[PROBLEM]:
Determine how many lines carry the word "true". Output that number only.

[DATASET ENTRIES]:
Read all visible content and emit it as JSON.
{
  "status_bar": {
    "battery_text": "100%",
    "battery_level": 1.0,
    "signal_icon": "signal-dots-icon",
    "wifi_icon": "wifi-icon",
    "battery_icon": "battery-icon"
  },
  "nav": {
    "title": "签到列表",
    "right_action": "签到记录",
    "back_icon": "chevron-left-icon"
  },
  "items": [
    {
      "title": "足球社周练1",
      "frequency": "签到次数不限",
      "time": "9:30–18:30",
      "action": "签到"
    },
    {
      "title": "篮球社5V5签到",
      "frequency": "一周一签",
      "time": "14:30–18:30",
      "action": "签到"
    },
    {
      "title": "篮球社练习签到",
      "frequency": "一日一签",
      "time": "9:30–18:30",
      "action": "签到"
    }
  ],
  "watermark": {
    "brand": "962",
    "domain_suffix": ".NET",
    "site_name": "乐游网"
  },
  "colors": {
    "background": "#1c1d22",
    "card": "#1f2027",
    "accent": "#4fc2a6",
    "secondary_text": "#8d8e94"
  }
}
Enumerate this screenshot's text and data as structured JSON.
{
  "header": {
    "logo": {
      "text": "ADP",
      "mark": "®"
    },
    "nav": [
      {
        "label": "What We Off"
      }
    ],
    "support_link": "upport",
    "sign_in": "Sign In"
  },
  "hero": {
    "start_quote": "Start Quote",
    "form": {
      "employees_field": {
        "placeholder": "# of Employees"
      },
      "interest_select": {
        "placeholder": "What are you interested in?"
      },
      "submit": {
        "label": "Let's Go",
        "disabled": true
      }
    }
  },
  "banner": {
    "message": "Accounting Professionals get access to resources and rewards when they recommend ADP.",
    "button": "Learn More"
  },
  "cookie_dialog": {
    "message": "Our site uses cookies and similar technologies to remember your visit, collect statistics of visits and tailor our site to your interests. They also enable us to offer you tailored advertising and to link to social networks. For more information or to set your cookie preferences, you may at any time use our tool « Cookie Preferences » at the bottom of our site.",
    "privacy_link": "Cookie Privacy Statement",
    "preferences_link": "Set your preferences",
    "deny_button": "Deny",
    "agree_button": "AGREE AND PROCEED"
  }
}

...

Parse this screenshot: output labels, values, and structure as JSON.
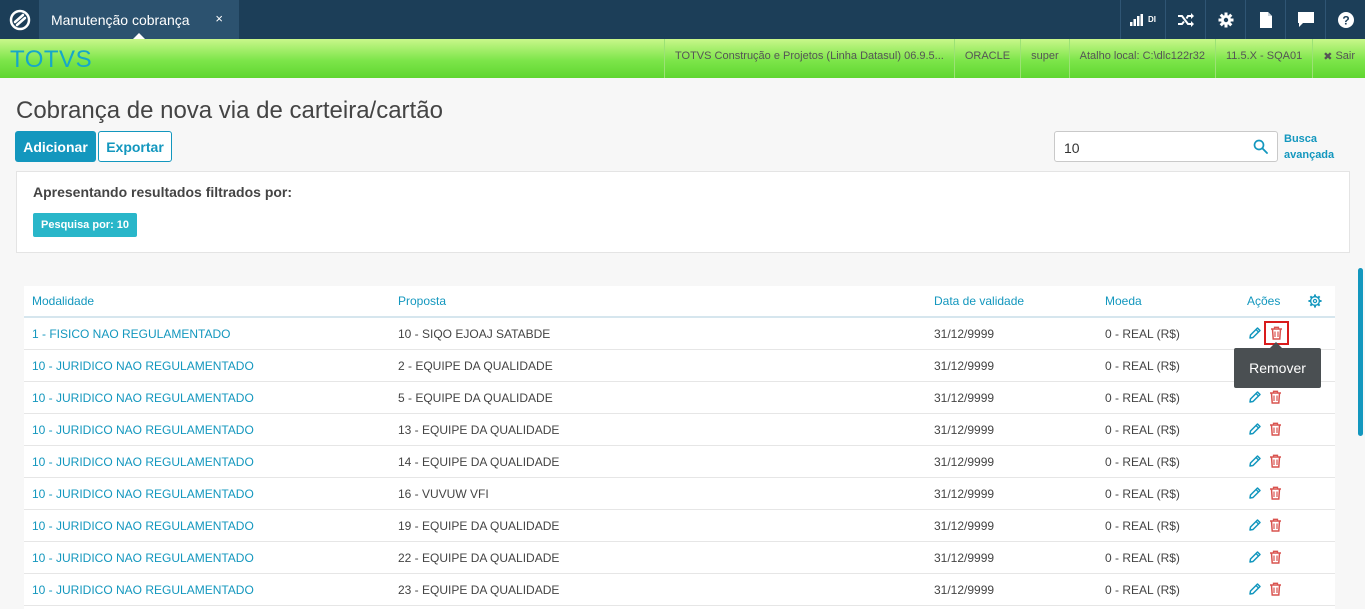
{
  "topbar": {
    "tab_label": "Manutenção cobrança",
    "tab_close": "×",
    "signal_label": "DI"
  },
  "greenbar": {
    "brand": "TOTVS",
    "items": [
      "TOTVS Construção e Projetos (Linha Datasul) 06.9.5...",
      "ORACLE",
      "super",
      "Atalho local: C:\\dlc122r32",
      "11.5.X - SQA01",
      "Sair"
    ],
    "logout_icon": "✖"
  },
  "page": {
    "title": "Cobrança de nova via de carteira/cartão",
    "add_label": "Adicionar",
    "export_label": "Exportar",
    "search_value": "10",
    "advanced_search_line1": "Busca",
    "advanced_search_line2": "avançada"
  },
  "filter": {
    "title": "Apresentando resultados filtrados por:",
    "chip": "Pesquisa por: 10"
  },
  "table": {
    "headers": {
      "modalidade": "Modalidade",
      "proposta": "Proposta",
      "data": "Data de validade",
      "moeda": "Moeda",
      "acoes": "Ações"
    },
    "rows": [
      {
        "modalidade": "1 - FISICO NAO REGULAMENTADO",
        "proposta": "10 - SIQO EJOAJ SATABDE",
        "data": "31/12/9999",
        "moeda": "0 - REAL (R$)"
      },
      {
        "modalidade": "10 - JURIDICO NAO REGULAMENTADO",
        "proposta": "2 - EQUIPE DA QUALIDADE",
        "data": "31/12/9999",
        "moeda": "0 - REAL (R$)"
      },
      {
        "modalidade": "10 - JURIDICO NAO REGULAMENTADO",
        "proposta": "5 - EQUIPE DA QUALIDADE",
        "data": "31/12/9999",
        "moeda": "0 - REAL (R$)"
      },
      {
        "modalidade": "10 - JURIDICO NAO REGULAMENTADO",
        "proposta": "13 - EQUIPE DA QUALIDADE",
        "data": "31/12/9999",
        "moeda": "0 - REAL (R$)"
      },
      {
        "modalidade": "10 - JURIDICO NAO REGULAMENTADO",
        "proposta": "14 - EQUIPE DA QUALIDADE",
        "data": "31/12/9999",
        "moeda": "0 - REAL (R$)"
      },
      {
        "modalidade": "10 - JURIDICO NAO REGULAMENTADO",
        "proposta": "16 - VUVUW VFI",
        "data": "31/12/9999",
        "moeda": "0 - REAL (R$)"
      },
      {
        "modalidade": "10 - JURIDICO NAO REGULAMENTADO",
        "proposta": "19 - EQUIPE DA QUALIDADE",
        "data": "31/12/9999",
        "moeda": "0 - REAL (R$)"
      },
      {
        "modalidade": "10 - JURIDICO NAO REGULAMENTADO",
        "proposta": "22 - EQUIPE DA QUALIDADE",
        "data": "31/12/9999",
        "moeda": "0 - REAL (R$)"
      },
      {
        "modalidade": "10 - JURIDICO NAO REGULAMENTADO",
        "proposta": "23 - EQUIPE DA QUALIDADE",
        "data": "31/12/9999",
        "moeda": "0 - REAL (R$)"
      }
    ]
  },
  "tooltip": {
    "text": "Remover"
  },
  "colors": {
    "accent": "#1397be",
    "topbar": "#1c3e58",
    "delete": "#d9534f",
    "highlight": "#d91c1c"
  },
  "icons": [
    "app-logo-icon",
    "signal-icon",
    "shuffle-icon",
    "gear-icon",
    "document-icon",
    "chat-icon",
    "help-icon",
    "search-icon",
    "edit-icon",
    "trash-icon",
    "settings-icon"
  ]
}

--

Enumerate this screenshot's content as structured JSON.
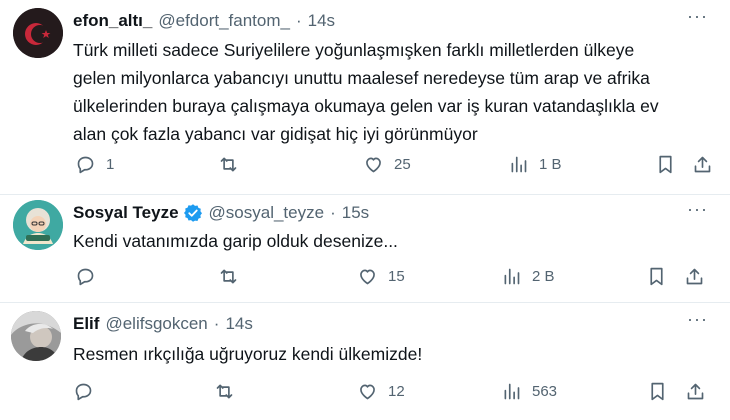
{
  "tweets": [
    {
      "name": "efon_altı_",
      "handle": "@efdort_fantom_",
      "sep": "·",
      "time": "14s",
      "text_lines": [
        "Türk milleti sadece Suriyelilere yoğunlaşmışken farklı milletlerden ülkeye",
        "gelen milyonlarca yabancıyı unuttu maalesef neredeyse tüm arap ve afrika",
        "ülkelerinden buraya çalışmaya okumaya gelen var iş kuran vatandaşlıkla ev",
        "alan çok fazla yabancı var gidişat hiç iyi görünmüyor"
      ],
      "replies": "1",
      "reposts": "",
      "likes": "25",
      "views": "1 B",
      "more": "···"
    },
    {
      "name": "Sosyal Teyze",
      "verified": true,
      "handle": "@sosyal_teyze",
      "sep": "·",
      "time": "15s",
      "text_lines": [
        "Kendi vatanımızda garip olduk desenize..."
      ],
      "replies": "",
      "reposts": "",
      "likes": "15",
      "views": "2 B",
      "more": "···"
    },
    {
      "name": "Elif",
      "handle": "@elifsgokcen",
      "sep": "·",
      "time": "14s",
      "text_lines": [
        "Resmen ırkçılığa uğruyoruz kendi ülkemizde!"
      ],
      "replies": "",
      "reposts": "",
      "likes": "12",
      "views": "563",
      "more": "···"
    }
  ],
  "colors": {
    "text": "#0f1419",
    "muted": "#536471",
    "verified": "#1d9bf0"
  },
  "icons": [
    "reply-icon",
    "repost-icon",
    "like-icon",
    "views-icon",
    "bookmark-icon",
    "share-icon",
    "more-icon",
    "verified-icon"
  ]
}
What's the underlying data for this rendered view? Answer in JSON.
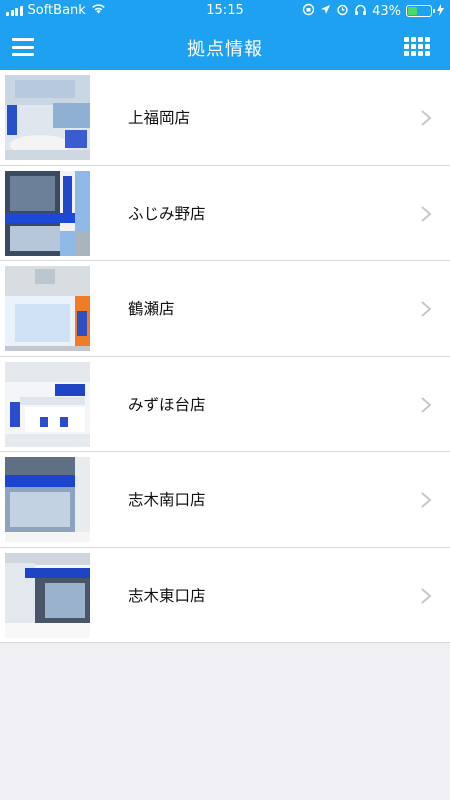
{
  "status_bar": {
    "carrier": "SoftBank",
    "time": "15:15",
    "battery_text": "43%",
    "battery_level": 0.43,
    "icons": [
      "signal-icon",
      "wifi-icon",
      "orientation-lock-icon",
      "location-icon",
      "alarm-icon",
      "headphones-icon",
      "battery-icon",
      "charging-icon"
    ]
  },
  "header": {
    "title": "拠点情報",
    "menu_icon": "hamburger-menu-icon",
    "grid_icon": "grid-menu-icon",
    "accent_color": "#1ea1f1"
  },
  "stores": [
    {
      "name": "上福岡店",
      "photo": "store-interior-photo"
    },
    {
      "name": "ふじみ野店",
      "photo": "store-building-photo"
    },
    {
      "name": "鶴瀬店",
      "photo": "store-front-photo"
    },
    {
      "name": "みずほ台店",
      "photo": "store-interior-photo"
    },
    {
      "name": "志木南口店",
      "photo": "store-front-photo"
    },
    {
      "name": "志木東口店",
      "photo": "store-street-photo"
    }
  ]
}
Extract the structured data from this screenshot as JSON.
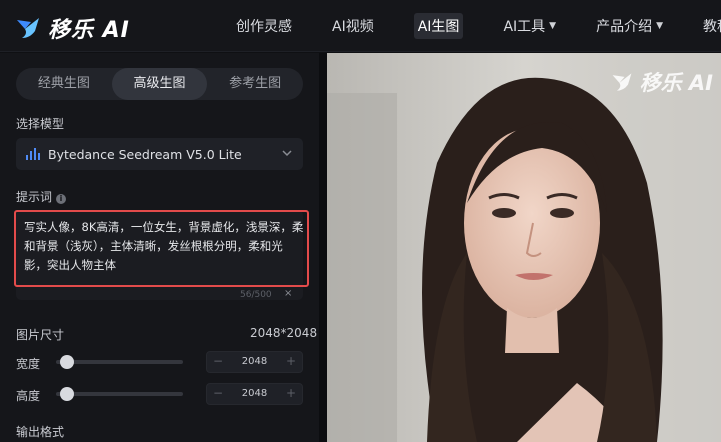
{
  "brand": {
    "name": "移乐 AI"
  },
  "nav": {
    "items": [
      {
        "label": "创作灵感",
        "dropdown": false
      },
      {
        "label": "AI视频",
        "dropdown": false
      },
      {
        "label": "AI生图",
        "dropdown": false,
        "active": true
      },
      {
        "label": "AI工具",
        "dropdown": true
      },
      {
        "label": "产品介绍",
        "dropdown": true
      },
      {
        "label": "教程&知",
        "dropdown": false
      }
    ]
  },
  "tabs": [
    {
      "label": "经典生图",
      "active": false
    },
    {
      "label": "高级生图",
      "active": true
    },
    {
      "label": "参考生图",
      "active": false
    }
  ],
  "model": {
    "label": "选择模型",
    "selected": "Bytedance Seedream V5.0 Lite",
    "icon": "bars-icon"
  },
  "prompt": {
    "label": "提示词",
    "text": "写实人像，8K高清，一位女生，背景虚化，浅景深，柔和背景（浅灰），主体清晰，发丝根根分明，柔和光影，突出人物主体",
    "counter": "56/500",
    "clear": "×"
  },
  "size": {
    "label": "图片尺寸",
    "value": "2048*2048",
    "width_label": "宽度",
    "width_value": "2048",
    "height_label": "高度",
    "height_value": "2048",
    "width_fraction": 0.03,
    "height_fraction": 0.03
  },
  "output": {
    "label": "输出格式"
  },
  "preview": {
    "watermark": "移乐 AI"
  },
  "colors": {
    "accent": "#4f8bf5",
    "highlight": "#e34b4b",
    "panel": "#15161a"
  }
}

[TASK ANSWER]:
6